Reproduce all records exactly.

* Begin DATA ROWS *

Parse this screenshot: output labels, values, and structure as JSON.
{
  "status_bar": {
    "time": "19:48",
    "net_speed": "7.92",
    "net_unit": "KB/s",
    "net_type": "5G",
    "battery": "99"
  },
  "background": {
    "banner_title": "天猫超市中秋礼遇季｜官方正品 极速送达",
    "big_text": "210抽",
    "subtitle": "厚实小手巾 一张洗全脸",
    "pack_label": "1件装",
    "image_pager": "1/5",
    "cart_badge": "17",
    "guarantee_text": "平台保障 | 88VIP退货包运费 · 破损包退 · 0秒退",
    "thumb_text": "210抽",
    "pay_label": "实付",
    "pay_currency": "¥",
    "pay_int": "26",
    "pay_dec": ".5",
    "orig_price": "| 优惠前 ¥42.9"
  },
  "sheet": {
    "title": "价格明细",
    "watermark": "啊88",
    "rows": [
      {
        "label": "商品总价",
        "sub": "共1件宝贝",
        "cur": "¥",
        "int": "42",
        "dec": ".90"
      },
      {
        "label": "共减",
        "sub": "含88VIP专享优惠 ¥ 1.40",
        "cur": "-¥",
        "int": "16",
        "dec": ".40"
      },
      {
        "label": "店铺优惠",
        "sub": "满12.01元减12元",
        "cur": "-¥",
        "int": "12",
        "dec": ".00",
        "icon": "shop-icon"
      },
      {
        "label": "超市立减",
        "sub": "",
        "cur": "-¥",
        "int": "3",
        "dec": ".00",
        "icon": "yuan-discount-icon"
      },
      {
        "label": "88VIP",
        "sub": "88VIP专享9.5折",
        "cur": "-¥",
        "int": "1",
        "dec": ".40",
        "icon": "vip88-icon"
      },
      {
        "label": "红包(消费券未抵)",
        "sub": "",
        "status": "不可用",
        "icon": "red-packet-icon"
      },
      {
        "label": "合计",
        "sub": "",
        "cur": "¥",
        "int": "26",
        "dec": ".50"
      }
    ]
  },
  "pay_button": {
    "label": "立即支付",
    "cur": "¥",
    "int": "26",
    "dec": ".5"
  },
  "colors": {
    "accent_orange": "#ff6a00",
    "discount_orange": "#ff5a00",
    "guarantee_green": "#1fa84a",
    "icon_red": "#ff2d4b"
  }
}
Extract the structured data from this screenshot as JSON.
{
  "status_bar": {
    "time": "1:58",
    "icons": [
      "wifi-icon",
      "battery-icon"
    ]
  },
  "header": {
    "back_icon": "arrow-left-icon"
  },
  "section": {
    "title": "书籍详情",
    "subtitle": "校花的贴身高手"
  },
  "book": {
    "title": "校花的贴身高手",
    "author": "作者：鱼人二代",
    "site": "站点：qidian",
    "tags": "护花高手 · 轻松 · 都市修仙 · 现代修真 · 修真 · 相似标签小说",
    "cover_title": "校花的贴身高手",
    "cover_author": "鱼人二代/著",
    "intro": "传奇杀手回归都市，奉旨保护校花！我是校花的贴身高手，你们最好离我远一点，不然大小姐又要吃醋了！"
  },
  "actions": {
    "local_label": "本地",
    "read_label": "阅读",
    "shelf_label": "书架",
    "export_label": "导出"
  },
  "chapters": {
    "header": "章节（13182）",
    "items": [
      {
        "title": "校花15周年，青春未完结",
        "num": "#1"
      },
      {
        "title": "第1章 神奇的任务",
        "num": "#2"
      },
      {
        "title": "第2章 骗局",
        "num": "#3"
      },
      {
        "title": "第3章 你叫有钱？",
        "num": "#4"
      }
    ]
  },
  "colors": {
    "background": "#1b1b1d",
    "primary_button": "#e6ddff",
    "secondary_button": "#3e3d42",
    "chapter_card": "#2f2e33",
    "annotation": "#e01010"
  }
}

* End DATA ROWS *

| CORRECT OUTPUT |
Parse this screenshot: output labels, values, and structure as JSON.
{
  "status_bar": {
    "time": "19:48",
    "net_speed": "7.92",
    "net_unit": "KB/s",
    "net_type": "5G",
    "battery": "99"
  },
  "background": {
    "banner_title": "天猫超市中秋礼遇季｜官方正品 极速送达",
    "big_text": "210抽",
    "subtitle": "厚实小手巾 一张洗全脸",
    "pack_label": "1件装",
    "image_pager": "1/5",
    "cart_badge": "17",
    "guarantee_text": "平台保障 | 88VIP退货包运费 · 破损包退 · 0秒退",
    "thumb_text": "210抽",
    "pay_label": "实付",
    "pay_currency": "¥",
    "pay_int": "26",
    "pay_dec": ".5",
    "orig_price": "| 优惠前 ¥42.9"
  },
  "sheet": {
    "title": "价格明细",
    "watermark": "啊88",
    "rows": [
      {
        "label": "商品总价",
        "sub": "共1件宝贝",
        "cur": "¥",
        "int": "42",
        "dec": ".90"
      },
      {
        "label": "共减",
        "sub": "含88VIP专享优惠 ¥ 1.40",
        "cur": "-¥",
        "int": "16",
        "dec": ".40"
      },
      {
        "label": "店铺优惠",
        "sub": "满12.01元减12元",
        "cur": "-¥",
        "int": "12",
        "dec": ".00",
        "icon": "shop-icon"
      },
      {
        "label": "超市立减",
        "sub": "",
        "cur": "-¥",
        "int": "3",
        "dec": ".00",
        "icon": "yuan-discount-icon"
      },
      {
        "label": "88VIP",
        "sub": "88VIP专享9.5折",
        "cur": "-¥",
        "int": "1",
        "dec": ".40",
        "icon": "vip88-icon"
      },
      {
        "label": "红包(消费券未抵)",
        "sub": "",
        "status": "不可用",
        "icon": "red-packet-icon"
      },
      {
        "label": "合计",
        "sub": "",
        "cur": "¥",
        "int": "26",
        "dec": ".50"
      }
    ]
  },
  "pay_button": {
    "label": "立即支付",
    "cur": "¥",
    "int": "26",
    "dec": ".5"
  },
  "colors": {
    "accent_orange": "#ff6a00",
    "discount_orange": "#ff5a00",
    "guarantee_green": "#1fa84a",
    "icon_red": "#ff2d4b"
  }
}
Extract the structured data from this screenshot as JSON.
{
  "status_bar": {
    "time": "1:58",
    "icons": [
      "wifi-icon",
      "battery-icon"
    ]
  },
  "header": {
    "back_icon": "arrow-left-icon"
  },
  "section": {
    "title": "书籍详情",
    "subtitle": "校花的贴身高手"
  },
  "book": {
    "title": "校花的贴身高手",
    "author": "作者：鱼人二代",
    "site": "站点：qidian",
    "tags": "护花高手 · 轻松 · 都市修仙 · 现代修真 · 修真 · 相似标签小说",
    "cover_title": "校花的贴身高手",
    "cover_author": "鱼人二代/著",
    "intro": "传奇杀手回归都市，奉旨保护校花！我是校花的贴身高手，你们最好离我远一点，不然大小姐又要吃醋了！"
  },
  "actions": {
    "local_label": "本地",
    "read_label": "阅读",
    "shelf_label": "书架",
    "export_label": "导出"
  },
  "chapters": {
    "header": "章节（13182）",
    "items": [
      {
        "title": "校花15周年，青春未完结",
        "num": "#1"
      },
      {
        "title": "第1章 神奇的任务",
        "num": "#2"
      },
      {
        "title": "第2章 骗局",
        "num": "#3"
      },
      {
        "title": "第3章 你叫有钱？",
        "num": "#4"
      }
    ]
  },
  "colors": {
    "background": "#1b1b1d",
    "primary_button": "#e6ddff",
    "secondary_button": "#3e3d42",
    "chapter_card": "#2f2e33",
    "annotation": "#e01010"
  }
}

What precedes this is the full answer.